Dataset entries on figures:

________________________________________

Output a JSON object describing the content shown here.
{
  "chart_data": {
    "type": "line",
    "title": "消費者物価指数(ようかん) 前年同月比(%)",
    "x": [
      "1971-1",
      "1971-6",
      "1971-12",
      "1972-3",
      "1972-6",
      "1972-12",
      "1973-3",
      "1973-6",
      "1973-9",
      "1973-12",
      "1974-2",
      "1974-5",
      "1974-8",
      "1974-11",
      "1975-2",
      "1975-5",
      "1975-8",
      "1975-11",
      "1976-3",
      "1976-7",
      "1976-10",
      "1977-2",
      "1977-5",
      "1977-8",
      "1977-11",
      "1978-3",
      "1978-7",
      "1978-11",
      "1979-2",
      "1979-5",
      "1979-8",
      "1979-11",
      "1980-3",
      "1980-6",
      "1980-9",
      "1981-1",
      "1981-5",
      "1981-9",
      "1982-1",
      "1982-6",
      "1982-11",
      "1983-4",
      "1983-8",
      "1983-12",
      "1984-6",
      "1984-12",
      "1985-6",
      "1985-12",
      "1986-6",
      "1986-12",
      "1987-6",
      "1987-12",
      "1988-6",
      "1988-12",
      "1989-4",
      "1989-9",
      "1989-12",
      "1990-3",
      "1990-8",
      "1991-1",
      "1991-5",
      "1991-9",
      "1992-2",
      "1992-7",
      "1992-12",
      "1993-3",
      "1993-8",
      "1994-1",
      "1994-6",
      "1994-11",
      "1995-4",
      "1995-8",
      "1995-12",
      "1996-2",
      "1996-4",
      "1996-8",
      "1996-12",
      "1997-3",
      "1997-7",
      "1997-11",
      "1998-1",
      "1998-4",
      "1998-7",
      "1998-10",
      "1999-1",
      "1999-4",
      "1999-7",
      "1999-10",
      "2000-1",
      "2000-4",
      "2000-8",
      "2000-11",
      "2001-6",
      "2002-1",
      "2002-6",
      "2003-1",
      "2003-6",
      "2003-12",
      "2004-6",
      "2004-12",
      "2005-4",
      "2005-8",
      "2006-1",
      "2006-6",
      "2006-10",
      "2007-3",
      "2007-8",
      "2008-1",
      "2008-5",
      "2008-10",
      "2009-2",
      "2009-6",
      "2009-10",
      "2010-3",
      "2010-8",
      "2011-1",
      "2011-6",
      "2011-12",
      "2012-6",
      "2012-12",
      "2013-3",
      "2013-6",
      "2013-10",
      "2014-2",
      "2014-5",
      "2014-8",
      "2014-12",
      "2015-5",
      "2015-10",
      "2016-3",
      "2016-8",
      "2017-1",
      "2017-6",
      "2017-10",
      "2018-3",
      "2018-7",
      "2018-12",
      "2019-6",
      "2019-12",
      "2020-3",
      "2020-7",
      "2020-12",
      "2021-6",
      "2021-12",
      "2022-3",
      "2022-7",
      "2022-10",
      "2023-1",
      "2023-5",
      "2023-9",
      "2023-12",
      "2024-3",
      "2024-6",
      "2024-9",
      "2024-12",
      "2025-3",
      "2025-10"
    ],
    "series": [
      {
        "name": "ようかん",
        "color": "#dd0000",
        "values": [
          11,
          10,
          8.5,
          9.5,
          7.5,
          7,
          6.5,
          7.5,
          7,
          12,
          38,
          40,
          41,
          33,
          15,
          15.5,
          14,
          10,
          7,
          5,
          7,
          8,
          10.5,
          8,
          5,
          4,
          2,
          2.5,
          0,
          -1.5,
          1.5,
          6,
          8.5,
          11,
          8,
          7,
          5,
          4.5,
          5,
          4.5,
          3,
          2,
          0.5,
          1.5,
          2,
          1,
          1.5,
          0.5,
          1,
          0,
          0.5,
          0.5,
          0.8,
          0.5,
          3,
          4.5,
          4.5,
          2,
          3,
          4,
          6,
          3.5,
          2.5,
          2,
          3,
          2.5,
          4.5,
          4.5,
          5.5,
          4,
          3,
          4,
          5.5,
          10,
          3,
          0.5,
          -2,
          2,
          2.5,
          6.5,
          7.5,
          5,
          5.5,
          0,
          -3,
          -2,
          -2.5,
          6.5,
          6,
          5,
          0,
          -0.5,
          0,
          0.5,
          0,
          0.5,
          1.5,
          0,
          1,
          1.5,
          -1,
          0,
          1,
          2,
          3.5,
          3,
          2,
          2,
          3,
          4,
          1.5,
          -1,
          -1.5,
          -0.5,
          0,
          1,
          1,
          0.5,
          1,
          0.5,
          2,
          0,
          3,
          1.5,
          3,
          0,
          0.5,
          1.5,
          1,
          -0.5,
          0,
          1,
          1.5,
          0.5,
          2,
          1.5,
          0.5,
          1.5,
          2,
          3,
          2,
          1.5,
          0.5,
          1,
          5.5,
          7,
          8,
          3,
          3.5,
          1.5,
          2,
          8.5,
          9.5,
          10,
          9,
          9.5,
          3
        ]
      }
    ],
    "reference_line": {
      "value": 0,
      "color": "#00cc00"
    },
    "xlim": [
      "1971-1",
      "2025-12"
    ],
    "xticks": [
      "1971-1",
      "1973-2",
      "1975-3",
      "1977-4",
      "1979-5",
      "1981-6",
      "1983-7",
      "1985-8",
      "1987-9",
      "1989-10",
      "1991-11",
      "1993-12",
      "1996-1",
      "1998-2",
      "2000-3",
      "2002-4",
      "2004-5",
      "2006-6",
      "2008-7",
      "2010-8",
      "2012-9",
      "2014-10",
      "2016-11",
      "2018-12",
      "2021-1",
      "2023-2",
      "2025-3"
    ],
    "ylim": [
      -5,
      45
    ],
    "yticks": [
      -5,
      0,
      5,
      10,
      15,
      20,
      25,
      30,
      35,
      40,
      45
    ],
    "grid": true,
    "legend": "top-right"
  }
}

________________________________________

PROBLEM STATEMENT: Extract all of the data above without altering anything.

COMPLETE ANSWER:
Output a JSON object describing the content shown here.
{
  "chart_data": {
    "type": "line",
    "title": "消費者物価指数(ようかん) 前年同月比(%)",
    "x": [
      "1971-1",
      "1971-6",
      "1971-12",
      "1972-3",
      "1972-6",
      "1972-12",
      "1973-3",
      "1973-6",
      "1973-9",
      "1973-12",
      "1974-2",
      "1974-5",
      "1974-8",
      "1974-11",
      "1975-2",
      "1975-5",
      "1975-8",
      "1975-11",
      "1976-3",
      "1976-7",
      "1976-10",
      "1977-2",
      "1977-5",
      "1977-8",
      "1977-11",
      "1978-3",
      "1978-7",
      "1978-11",
      "1979-2",
      "1979-5",
      "1979-8",
      "1979-11",
      "1980-3",
      "1980-6",
      "1980-9",
      "1981-1",
      "1981-5",
      "1981-9",
      "1982-1",
      "1982-6",
      "1982-11",
      "1983-4",
      "1983-8",
      "1983-12",
      "1984-6",
      "1984-12",
      "1985-6",
      "1985-12",
      "1986-6",
      "1986-12",
      "1987-6",
      "1987-12",
      "1988-6",
      "1988-12",
      "1989-4",
      "1989-9",
      "1989-12",
      "1990-3",
      "1990-8",
      "1991-1",
      "1991-5",
      "1991-9",
      "1992-2",
      "1992-7",
      "1992-12",
      "1993-3",
      "1993-8",
      "1994-1",
      "1994-6",
      "1994-11",
      "1995-4",
      "1995-8",
      "1995-12",
      "1996-2",
      "1996-4",
      "1996-8",
      "1996-12",
      "1997-3",
      "1997-7",
      "1997-11",
      "1998-1",
      "1998-4",
      "1998-7",
      "1998-10",
      "1999-1",
      "1999-4",
      "1999-7",
      "1999-10",
      "2000-1",
      "2000-4",
      "2000-8",
      "2000-11",
      "2001-6",
      "2002-1",
      "2002-6",
      "2003-1",
      "2003-6",
      "2003-12",
      "2004-6",
      "2004-12",
      "2005-4",
      "2005-8",
      "2006-1",
      "2006-6",
      "2006-10",
      "2007-3",
      "2007-8",
      "2008-1",
      "2008-5",
      "2008-10",
      "2009-2",
      "2009-6",
      "2009-10",
      "2010-3",
      "2010-8",
      "2011-1",
      "2011-6",
      "2011-12",
      "2012-6",
      "2012-12",
      "2013-3",
      "2013-6",
      "2013-10",
      "2014-2",
      "2014-5",
      "2014-8",
      "2014-12",
      "2015-5",
      "2015-10",
      "2016-3",
      "2016-8",
      "2017-1",
      "2017-6",
      "2017-10",
      "2018-3",
      "2018-7",
      "2018-12",
      "2019-6",
      "2019-12",
      "2020-3",
      "2020-7",
      "2020-12",
      "2021-6",
      "2021-12",
      "2022-3",
      "2022-7",
      "2022-10",
      "2023-1",
      "2023-5",
      "2023-9",
      "2023-12",
      "2024-3",
      "2024-6",
      "2024-9",
      "2024-12",
      "2025-3",
      "2025-10"
    ],
    "series": [
      {
        "name": "ようかん",
        "color": "#dd0000",
        "values": [
          11,
          10,
          8.5,
          9.5,
          7.5,
          7,
          6.5,
          7.5,
          7,
          12,
          38,
          40,
          41,
          33,
          15,
          15.5,
          14,
          10,
          7,
          5,
          7,
          8,
          10.5,
          8,
          5,
          4,
          2,
          2.5,
          0,
          -1.5,
          1.5,
          6,
          8.5,
          11,
          8,
          7,
          5,
          4.5,
          5,
          4.5,
          3,
          2,
          0.5,
          1.5,
          2,
          1,
          1.5,
          0.5,
          1,
          0,
          0.5,
          0.5,
          0.8,
          0.5,
          3,
          4.5,
          4.5,
          2,
          3,
          4,
          6,
          3.5,
          2.5,
          2,
          3,
          2.5,
          4.5,
          4.5,
          5.5,
          4,
          3,
          4,
          5.5,
          10,
          3,
          0.5,
          -2,
          2,
          2.5,
          6.5,
          7.5,
          5,
          5.5,
          0,
          -3,
          -2,
          -2.5,
          6.5,
          6,
          5,
          0,
          -0.5,
          0,
          0.5,
          0,
          0.5,
          1.5,
          0,
          1,
          1.5,
          -1,
          0,
          1,
          2,
          3.5,
          3,
          2,
          2,
          3,
          4,
          1.5,
          -1,
          -1.5,
          -0.5,
          0,
          1,
          1,
          0.5,
          1,
          0.5,
          2,
          0,
          3,
          1.5,
          3,
          0,
          0.5,
          1.5,
          1,
          -0.5,
          0,
          1,
          1.5,
          0.5,
          2,
          1.5,
          0.5,
          1.5,
          2,
          3,
          2,
          1.5,
          0.5,
          1,
          5.5,
          7,
          8,
          3,
          3.5,
          1.5,
          2,
          8.5,
          9.5,
          10,
          9,
          9.5,
          3
        ]
      }
    ],
    "reference_line": {
      "value": 0,
      "color": "#00cc00"
    },
    "xlim": [
      "1971-1",
      "2025-12"
    ],
    "xticks": [
      "1971-1",
      "1973-2",
      "1975-3",
      "1977-4",
      "1979-5",
      "1981-6",
      "1983-7",
      "1985-8",
      "1987-9",
      "1989-10",
      "1991-11",
      "1993-12",
      "1996-1",
      "1998-2",
      "2000-3",
      "2002-4",
      "2004-5",
      "2006-6",
      "2008-7",
      "2010-8",
      "2012-9",
      "2014-10",
      "2016-11",
      "2018-12",
      "2021-1",
      "2023-2",
      "2025-3"
    ],
    "ylim": [
      -5,
      45
    ],
    "yticks": [
      -5,
      0,
      5,
      10,
      15,
      20,
      25,
      30,
      35,
      40,
      45
    ],
    "grid": true,
    "legend": "top-right"
  }
}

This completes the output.